▸ Given exercise
Print each of the entries exactly, leaving nothing out.

Figure contents as structured data
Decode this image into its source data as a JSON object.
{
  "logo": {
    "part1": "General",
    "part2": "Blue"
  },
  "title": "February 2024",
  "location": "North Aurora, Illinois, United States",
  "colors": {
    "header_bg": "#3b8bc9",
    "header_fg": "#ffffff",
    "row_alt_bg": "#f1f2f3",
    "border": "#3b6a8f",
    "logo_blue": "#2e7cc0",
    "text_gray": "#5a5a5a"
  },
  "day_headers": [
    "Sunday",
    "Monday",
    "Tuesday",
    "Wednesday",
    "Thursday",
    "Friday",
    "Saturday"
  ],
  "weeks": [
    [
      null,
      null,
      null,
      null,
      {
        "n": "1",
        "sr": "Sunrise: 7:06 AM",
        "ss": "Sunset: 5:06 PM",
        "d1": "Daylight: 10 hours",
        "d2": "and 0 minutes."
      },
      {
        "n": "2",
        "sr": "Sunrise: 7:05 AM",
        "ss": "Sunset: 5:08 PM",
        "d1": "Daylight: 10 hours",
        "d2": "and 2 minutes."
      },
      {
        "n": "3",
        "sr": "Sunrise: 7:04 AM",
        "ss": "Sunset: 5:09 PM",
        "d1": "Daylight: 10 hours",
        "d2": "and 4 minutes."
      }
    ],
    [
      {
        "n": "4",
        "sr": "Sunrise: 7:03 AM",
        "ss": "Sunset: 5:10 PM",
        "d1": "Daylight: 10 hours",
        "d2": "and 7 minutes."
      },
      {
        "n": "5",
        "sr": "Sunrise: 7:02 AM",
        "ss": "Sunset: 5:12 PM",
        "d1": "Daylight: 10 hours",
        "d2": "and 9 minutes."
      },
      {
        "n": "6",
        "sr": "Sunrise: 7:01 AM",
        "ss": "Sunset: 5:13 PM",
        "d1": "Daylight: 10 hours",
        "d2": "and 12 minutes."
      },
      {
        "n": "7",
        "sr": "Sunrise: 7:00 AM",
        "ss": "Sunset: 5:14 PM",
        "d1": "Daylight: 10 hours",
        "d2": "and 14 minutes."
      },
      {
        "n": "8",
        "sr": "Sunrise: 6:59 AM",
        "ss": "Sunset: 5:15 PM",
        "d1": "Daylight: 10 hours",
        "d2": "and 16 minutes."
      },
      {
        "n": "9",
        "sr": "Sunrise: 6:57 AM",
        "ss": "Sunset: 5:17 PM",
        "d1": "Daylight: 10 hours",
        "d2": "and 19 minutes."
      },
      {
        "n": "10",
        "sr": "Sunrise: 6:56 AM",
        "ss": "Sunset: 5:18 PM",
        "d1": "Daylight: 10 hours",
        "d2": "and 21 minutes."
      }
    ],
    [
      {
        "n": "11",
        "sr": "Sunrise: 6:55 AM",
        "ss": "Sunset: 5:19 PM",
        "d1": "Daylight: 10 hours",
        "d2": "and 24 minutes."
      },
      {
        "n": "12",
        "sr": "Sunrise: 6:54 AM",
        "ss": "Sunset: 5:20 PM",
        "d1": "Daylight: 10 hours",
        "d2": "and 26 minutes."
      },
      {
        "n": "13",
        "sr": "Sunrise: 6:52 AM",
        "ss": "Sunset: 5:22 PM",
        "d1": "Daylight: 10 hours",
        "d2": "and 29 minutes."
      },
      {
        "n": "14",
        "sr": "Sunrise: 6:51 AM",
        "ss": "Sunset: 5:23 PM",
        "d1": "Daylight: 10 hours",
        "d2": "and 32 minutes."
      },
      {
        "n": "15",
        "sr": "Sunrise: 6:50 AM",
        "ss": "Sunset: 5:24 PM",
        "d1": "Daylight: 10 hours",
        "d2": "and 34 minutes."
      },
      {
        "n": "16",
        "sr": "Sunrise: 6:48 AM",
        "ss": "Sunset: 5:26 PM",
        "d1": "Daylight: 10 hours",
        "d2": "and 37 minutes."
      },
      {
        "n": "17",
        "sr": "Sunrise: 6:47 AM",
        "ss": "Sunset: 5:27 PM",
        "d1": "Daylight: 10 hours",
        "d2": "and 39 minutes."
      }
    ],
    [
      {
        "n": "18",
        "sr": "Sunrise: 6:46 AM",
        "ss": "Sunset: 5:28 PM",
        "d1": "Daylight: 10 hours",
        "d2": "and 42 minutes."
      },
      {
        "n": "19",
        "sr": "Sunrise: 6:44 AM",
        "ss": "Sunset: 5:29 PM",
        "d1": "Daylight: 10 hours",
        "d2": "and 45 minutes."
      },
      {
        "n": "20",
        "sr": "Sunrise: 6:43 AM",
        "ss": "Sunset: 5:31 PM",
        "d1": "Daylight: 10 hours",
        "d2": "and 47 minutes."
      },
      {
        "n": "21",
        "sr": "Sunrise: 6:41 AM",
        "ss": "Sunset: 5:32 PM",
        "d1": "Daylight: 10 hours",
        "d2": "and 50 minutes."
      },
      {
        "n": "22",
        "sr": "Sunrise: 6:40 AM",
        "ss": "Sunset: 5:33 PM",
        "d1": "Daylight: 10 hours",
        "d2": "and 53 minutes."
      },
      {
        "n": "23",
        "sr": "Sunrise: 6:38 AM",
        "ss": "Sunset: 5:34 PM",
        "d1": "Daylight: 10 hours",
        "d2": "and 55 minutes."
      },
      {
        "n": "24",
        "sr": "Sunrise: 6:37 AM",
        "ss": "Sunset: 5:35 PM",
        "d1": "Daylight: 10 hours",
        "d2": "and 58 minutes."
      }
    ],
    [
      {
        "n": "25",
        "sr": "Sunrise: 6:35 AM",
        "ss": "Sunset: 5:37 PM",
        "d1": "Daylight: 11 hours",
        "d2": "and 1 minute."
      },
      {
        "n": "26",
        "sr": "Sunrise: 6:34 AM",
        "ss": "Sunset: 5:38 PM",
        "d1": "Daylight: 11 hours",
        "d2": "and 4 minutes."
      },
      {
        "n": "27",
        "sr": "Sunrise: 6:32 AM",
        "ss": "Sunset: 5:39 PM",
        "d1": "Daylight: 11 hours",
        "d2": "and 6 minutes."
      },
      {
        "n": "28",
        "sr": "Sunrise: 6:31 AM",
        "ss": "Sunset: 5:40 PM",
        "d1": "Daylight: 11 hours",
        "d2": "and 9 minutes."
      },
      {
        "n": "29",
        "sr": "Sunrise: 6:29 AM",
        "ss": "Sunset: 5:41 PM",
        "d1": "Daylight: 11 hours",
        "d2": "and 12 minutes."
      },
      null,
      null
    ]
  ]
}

▸ Response to the exercise
Decode this image into its source data as a JSON object.
{
  "logo": {
    "part1": "General",
    "part2": "Blue"
  },
  "title": "February 2024",
  "location": "North Aurora, Illinois, United States",
  "colors": {
    "header_bg": "#3b8bc9",
    "header_fg": "#ffffff",
    "row_alt_bg": "#f1f2f3",
    "border": "#3b6a8f",
    "logo_blue": "#2e7cc0",
    "text_gray": "#5a5a5a"
  },
  "day_headers": [
    "Sunday",
    "Monday",
    "Tuesday",
    "Wednesday",
    "Thursday",
    "Friday",
    "Saturday"
  ],
  "weeks": [
    [
      null,
      null,
      null,
      null,
      {
        "n": "1",
        "sr": "Sunrise: 7:06 AM",
        "ss": "Sunset: 5:06 PM",
        "d1": "Daylight: 10 hours",
        "d2": "and 0 minutes."
      },
      {
        "n": "2",
        "sr": "Sunrise: 7:05 AM",
        "ss": "Sunset: 5:08 PM",
        "d1": "Daylight: 10 hours",
        "d2": "and 2 minutes."
      },
      {
        "n": "3",
        "sr": "Sunrise: 7:04 AM",
        "ss": "Sunset: 5:09 PM",
        "d1": "Daylight: 10 hours",
        "d2": "and 4 minutes."
      }
    ],
    [
      {
        "n": "4",
        "sr": "Sunrise: 7:03 AM",
        "ss": "Sunset: 5:10 PM",
        "d1": "Daylight: 10 hours",
        "d2": "and 7 minutes."
      },
      {
        "n": "5",
        "sr": "Sunrise: 7:02 AM",
        "ss": "Sunset: 5:12 PM",
        "d1": "Daylight: 10 hours",
        "d2": "and 9 minutes."
      },
      {
        "n": "6",
        "sr": "Sunrise: 7:01 AM",
        "ss": "Sunset: 5:13 PM",
        "d1": "Daylight: 10 hours",
        "d2": "and 12 minutes."
      },
      {
        "n": "7",
        "sr": "Sunrise: 7:00 AM",
        "ss": "Sunset: 5:14 PM",
        "d1": "Daylight: 10 hours",
        "d2": "and 14 minutes."
      },
      {
        "n": "8",
        "sr": "Sunrise: 6:59 AM",
        "ss": "Sunset: 5:15 PM",
        "d1": "Daylight: 10 hours",
        "d2": "and 16 minutes."
      },
      {
        "n": "9",
        "sr": "Sunrise: 6:57 AM",
        "ss": "Sunset: 5:17 PM",
        "d1": "Daylight: 10 hours",
        "d2": "and 19 minutes."
      },
      {
        "n": "10",
        "sr": "Sunrise: 6:56 AM",
        "ss": "Sunset: 5:18 PM",
        "d1": "Daylight: 10 hours",
        "d2": "and 21 minutes."
      }
    ],
    [
      {
        "n": "11",
        "sr": "Sunrise: 6:55 AM",
        "ss": "Sunset: 5:19 PM",
        "d1": "Daylight: 10 hours",
        "d2": "and 24 minutes."
      },
      {
        "n": "12",
        "sr": "Sunrise: 6:54 AM",
        "ss": "Sunset: 5:20 PM",
        "d1": "Daylight: 10 hours",
        "d2": "and 26 minutes."
      },
      {
        "n": "13",
        "sr": "Sunrise: 6:52 AM",
        "ss": "Sunset: 5:22 PM",
        "d1": "Daylight: 10 hours",
        "d2": "and 29 minutes."
      },
      {
        "n": "14",
        "sr": "Sunrise: 6:51 AM",
        "ss": "Sunset: 5:23 PM",
        "d1": "Daylight: 10 hours",
        "d2": "and 32 minutes."
      },
      {
        "n": "15",
        "sr": "Sunrise: 6:50 AM",
        "ss": "Sunset: 5:24 PM",
        "d1": "Daylight: 10 hours",
        "d2": "and 34 minutes."
      },
      {
        "n": "16",
        "sr": "Sunrise: 6:48 AM",
        "ss": "Sunset: 5:26 PM",
        "d1": "Daylight: 10 hours",
        "d2": "and 37 minutes."
      },
      {
        "n": "17",
        "sr": "Sunrise: 6:47 AM",
        "ss": "Sunset: 5:27 PM",
        "d1": "Daylight: 10 hours",
        "d2": "and 39 minutes."
      }
    ],
    [
      {
        "n": "18",
        "sr": "Sunrise: 6:46 AM",
        "ss": "Sunset: 5:28 PM",
        "d1": "Daylight: 10 hours",
        "d2": "and 42 minutes."
      },
      {
        "n": "19",
        "sr": "Sunrise: 6:44 AM",
        "ss": "Sunset: 5:29 PM",
        "d1": "Daylight: 10 hours",
        "d2": "and 45 minutes."
      },
      {
        "n": "20",
        "sr": "Sunrise: 6:43 AM",
        "ss": "Sunset: 5:31 PM",
        "d1": "Daylight: 10 hours",
        "d2": "and 47 minutes."
      },
      {
        "n": "21",
        "sr": "Sunrise: 6:41 AM",
        "ss": "Sunset: 5:32 PM",
        "d1": "Daylight: 10 hours",
        "d2": "and 50 minutes."
      },
      {
        "n": "22",
        "sr": "Sunrise: 6:40 AM",
        "ss": "Sunset: 5:33 PM",
        "d1": "Daylight: 10 hours",
        "d2": "and 53 minutes."
      },
      {
        "n": "23",
        "sr": "Sunrise: 6:38 AM",
        "ss": "Sunset: 5:34 PM",
        "d1": "Daylight: 10 hours",
        "d2": "and 55 minutes."
      },
      {
        "n": "24",
        "sr": "Sunrise: 6:37 AM",
        "ss": "Sunset: 5:35 PM",
        "d1": "Daylight: 10 hours",
        "d2": "and 58 minutes."
      }
    ],
    [
      {
        "n": "25",
        "sr": "Sunrise: 6:35 AM",
        "ss": "Sunset: 5:37 PM",
        "d1": "Daylight: 11 hours",
        "d2": "and 1 minute."
      },
      {
        "n": "26",
        "sr": "Sunrise: 6:34 AM",
        "ss": "Sunset: 5:38 PM",
        "d1": "Daylight: 11 hours",
        "d2": "and 4 minutes."
      },
      {
        "n": "27",
        "sr": "Sunrise: 6:32 AM",
        "ss": "Sunset: 5:39 PM",
        "d1": "Daylight: 11 hours",
        "d2": "and 6 minutes."
      },
      {
        "n": "28",
        "sr": "Sunrise: 6:31 AM",
        "ss": "Sunset: 5:40 PM",
        "d1": "Daylight: 11 hours",
        "d2": "and 9 minutes."
      },
      {
        "n": "29",
        "sr": "Sunrise: 6:29 AM",
        "ss": "Sunset: 5:41 PM",
        "d1": "Daylight: 11 hours",
        "d2": "and 12 minutes."
      },
      null,
      null
    ]
  ]
}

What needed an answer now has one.